- [Given entries]
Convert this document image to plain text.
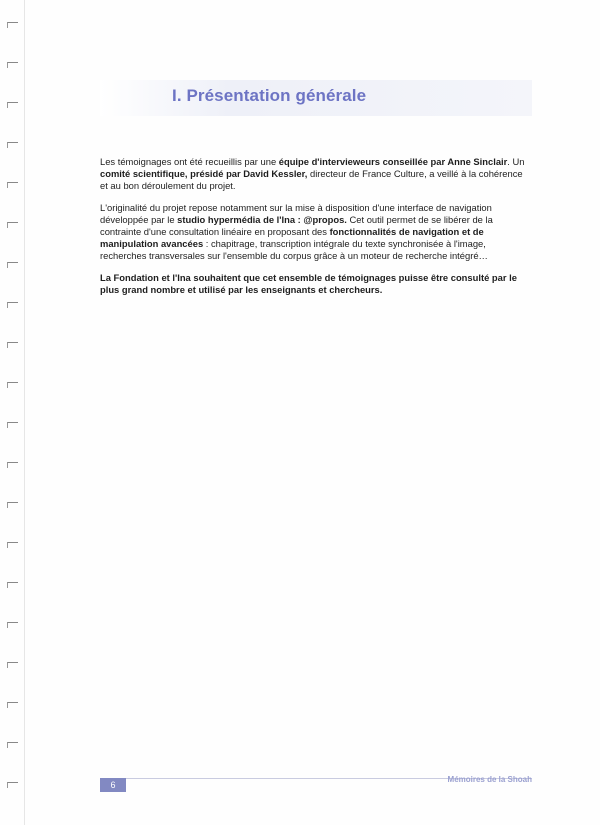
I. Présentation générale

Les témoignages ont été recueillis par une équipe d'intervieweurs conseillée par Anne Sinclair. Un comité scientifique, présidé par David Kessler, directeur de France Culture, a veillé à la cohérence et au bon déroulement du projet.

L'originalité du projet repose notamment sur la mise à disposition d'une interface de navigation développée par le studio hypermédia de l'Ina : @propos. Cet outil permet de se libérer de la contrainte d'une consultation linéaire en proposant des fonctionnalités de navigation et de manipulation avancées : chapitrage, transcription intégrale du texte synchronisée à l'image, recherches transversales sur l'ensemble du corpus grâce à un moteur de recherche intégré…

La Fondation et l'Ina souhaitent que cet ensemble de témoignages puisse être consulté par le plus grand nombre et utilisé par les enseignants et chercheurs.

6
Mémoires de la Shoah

---

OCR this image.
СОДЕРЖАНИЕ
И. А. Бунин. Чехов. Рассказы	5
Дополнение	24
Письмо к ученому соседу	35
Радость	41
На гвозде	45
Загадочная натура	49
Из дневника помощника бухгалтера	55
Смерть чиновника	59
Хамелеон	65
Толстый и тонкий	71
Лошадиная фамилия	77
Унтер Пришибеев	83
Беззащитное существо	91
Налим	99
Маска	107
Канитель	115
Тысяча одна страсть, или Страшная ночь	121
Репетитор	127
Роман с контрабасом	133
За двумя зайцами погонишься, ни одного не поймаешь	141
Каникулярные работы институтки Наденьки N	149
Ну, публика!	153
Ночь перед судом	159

---

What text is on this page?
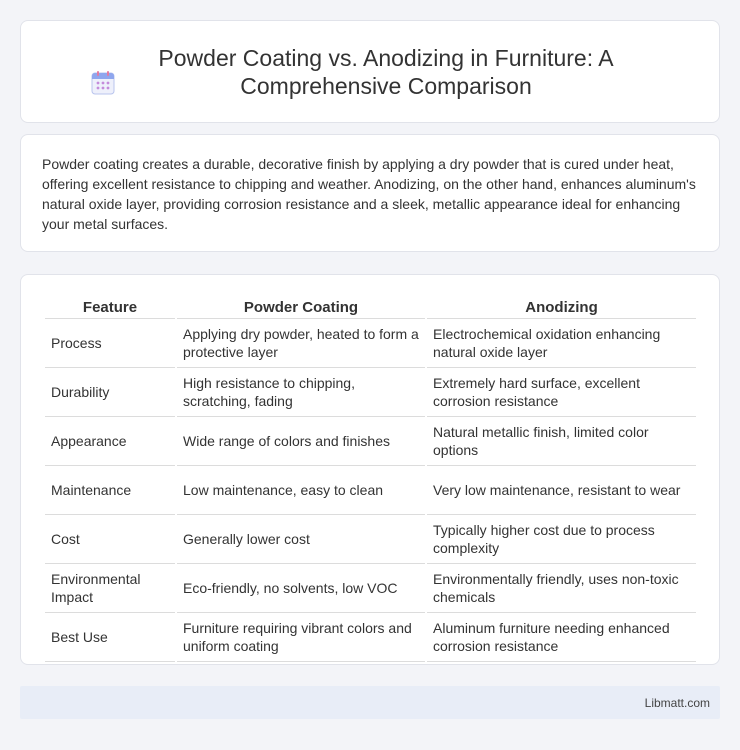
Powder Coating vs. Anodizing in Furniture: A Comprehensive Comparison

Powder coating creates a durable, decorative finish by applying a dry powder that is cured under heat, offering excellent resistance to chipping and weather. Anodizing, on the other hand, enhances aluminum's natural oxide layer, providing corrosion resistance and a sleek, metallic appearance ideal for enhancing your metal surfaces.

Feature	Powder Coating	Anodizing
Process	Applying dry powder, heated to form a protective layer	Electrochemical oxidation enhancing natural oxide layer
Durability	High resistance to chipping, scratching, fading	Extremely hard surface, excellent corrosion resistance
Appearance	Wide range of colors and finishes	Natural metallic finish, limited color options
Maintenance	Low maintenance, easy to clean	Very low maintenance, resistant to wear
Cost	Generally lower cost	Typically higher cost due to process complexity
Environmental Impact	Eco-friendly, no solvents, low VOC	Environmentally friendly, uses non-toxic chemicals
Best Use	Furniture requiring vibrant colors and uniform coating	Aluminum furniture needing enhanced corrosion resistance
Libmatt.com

- [Problem requirements]
Take every line that includes the string "layer" and copy it.

- [Written response]
Powder coating creates a durable, decorative finish by applying a dry powder that is cured under heat, offering excellent resistance to chipping and weather. Anodizing, on the other hand, enhances aluminum's natural oxide layer, providing corrosion resistance and a sleek, metallic appearance ideal for enhancing your metal surfaces.
Process	Applying dry powder, heated to form a protective layer	Electrochemical oxidation enhancing natural oxide layer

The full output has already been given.